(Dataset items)
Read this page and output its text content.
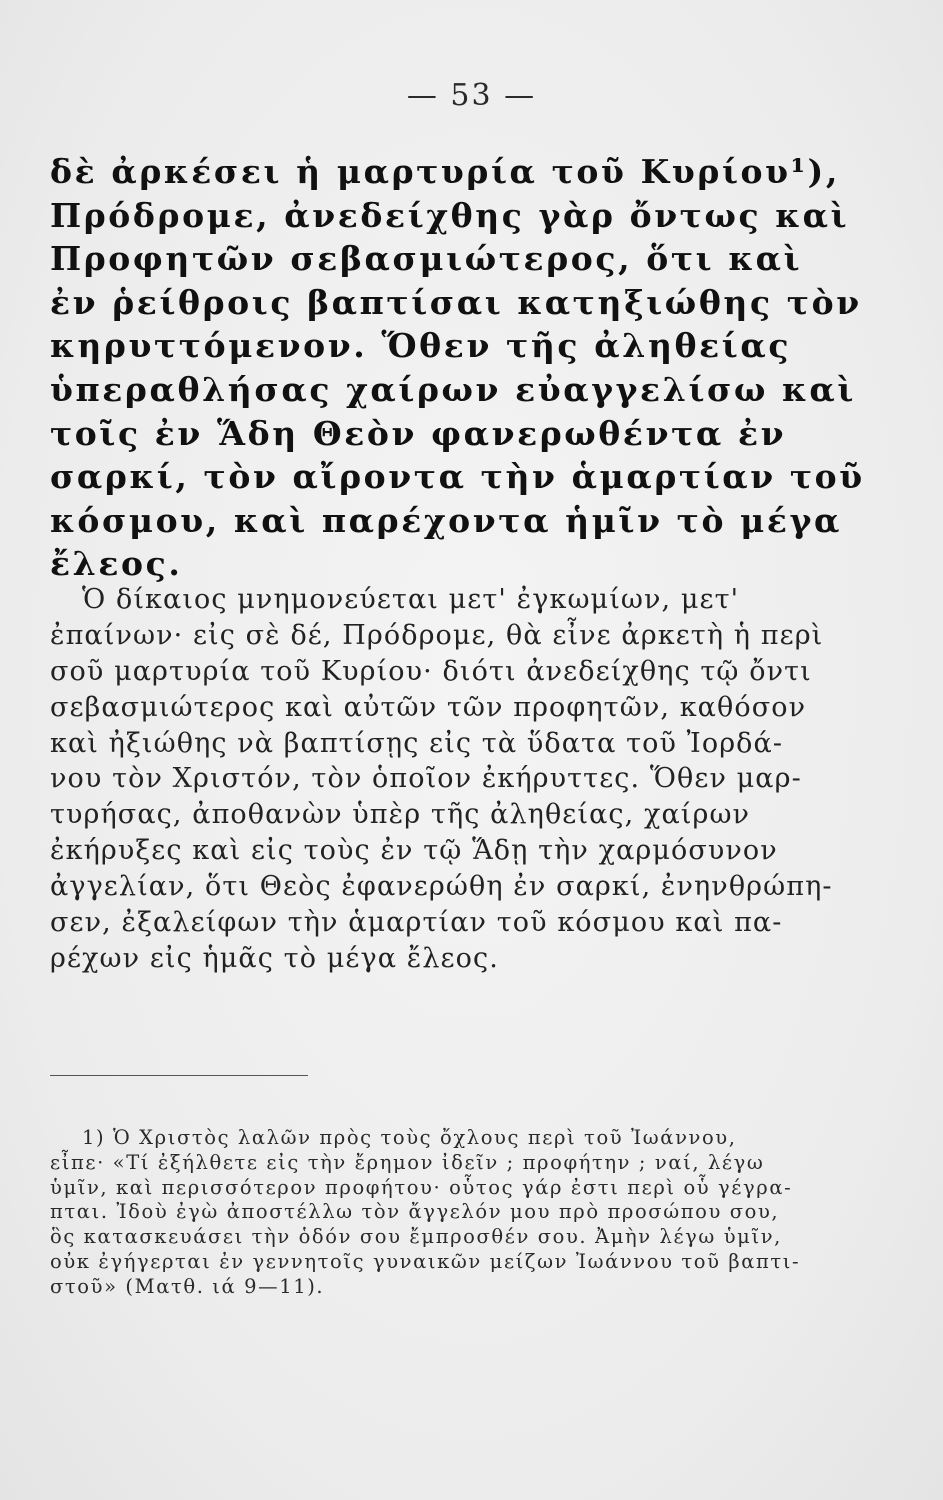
— 53 —
δὲ ἀρκέσει ἡ μαρτυρία τοῦ Κυρίου¹),
Πρόδρομε, ἀνεδείχθης γὰρ ὄντως καὶ
Προφητῶν σεβασμιώτερος, ὅτι καὶ
ἐν ῥείθροις βαπτίσαι κατηξιώθης τὸν
κηρυττόμενον. Ὅθεν τῆς ἀληθείας
ὑπεραθλήσας χαίρων εὐαγγελίσω καὶ
τοῖς ἐν Ἅδη Θεὸν φανερωθέντα ἐν
σαρκί, τὸν αἴροντα τὴν ἁμαρτίαν τοῦ
κόσμου, καὶ παρέχοντα ἡμῖν τὸ μέγα
ἔλεος.
Ὁ δίκαιος μνημονεύεται μετ' ἐγκωμίων, μετ'
ἐπαίνων· εἰς σὲ δέ, Πρόδρομε, θὰ εἶνε ἀρκετὴ ἡ περὶ
σοῦ μαρτυρία τοῦ Κυρίου· διότι ἀνεδείχθης τῷ ὄντι
σεβασμιώτερος καὶ αὐτῶν τῶν προφητῶν, καθόσον
καὶ ἠξιώθης νὰ βαπτίσῃς εἰς τὰ ὕδατα τοῦ Ἰορδά-
νου τὸν Χριστόν, τὸν ὁποῖον ἐκήρυττες. Ὅθεν μαρ-
τυρήσας, ἀποθανὼν ὑπὲρ τῆς ἀληθείας, χαίρων
ἐκήρυξες καὶ εἰς τοὺς ἐν τῷ Ἅδῃ τὴν χαρμόσυνον
ἀγγελίαν, ὅτι Θεὸς ἐφανερώθη ἐν σαρκί, ἐνηνθρώπη-
σεν, ἐξαλείφων τὴν ἁμαρτίαν τοῦ κόσμου καὶ πα-
ρέχων εἰς ἡμᾶς τὸ μέγα ἔλεος.
1) Ὁ Χριστὸς λαλῶν πρὸς τοὺς ὄχλους περὶ τοῦ Ἰωάννου,
εἶπε· «Τί ἐξήλθετε εἰς τὴν ἔρημον ἰδεῖν ; προφήτην ; ναί, λέγω
ὑμῖν, καὶ περισσότερον προφήτου· οὗτος γάρ ἐστι περὶ οὗ γέγρα-
πται. Ἰδοὺ ἐγὼ ἀποστέλλω τὸν ἄγγελόν μου πρὸ προσώπου σου,
ὃς κατασκευάσει τὴν ὁδόν σου ἔμπροσθέν σου. Ἀμὴν λέγω ὑμῖν,
οὐκ ἐγήγερται ἐν γεννητοῖς γυναικῶν μείζων Ἰωάννου τοῦ βαπτι-
στοῦ» (Ματθ. ιά 9—11).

== Description of the task ==
All the material shown above is to be copied exactly, with no pictures carried over.

== Task answer ==
Read this page and output its text content.
— 53 —
δὲ ἀρκέσει ἡ μαρτυρία τοῦ Κυρίου¹),
Πρόδρομε, ἀνεδείχθης γὰρ ὄντως καὶ
Προφητῶν σεβασμιώτερος, ὅτι καὶ
ἐν ῥείθροις βαπτίσαι κατηξιώθης τὸν
κηρυττόμενον. Ὅθεν τῆς ἀληθείας
ὑπεραθλήσας χαίρων εὐαγγελίσω καὶ
τοῖς ἐν Ἅδη Θεὸν φανερωθέντα ἐν
σαρκί, τὸν αἴροντα τὴν ἁμαρτίαν τοῦ
κόσμου, καὶ παρέχοντα ἡμῖν τὸ μέγα
ἔλεος.
Ὁ δίκαιος μνημονεύεται μετ' ἐγκωμίων, μετ'
ἐπαίνων· εἰς σὲ δέ, Πρόδρομε, θὰ εἶνε ἀρκετὴ ἡ περὶ
σοῦ μαρτυρία τοῦ Κυρίου· διότι ἀνεδείχθης τῷ ὄντι
σεβασμιώτερος καὶ αὐτῶν τῶν προφητῶν, καθόσον
καὶ ἠξιώθης νὰ βαπτίσῃς εἰς τὰ ὕδατα τοῦ Ἰορδά-
νου τὸν Χριστόν, τὸν ὁποῖον ἐκήρυττες. Ὅθεν μαρ-
τυρήσας, ἀποθανὼν ὑπὲρ τῆς ἀληθείας, χαίρων
ἐκήρυξες καὶ εἰς τοὺς ἐν τῷ Ἅδῃ τὴν χαρμόσυνον
ἀγγελίαν, ὅτι Θεὸς ἐφανερώθη ἐν σαρκί, ἐνηνθρώπη-
σεν, ἐξαλείφων τὴν ἁμαρτίαν τοῦ κόσμου καὶ πα-
ρέχων εἰς ἡμᾶς τὸ μέγα ἔλεος.
1) Ὁ Χριστὸς λαλῶν πρὸς τοὺς ὄχλους περὶ τοῦ Ἰωάννου,
εἶπε· «Τί ἐξήλθετε εἰς τὴν ἔρημον ἰδεῖν ; προφήτην ; ναί, λέγω
ὑμῖν, καὶ περισσότερον προφήτου· οὗτος γάρ ἐστι περὶ οὗ γέγρα-
πται. Ἰδοὺ ἐγὼ ἀποστέλλω τὸν ἄγγελόν μου πρὸ προσώπου σου,
ὃς κατασκευάσει τὴν ὁδόν σου ἔμπροσθέν σου. Ἀμὴν λέγω ὑμῖν,
οὐκ ἐγήγερται ἐν γεννητοῖς γυναικῶν μείζων Ἰωάννου τοῦ βαπτι-
στοῦ» (Ματθ. ιά 9—11).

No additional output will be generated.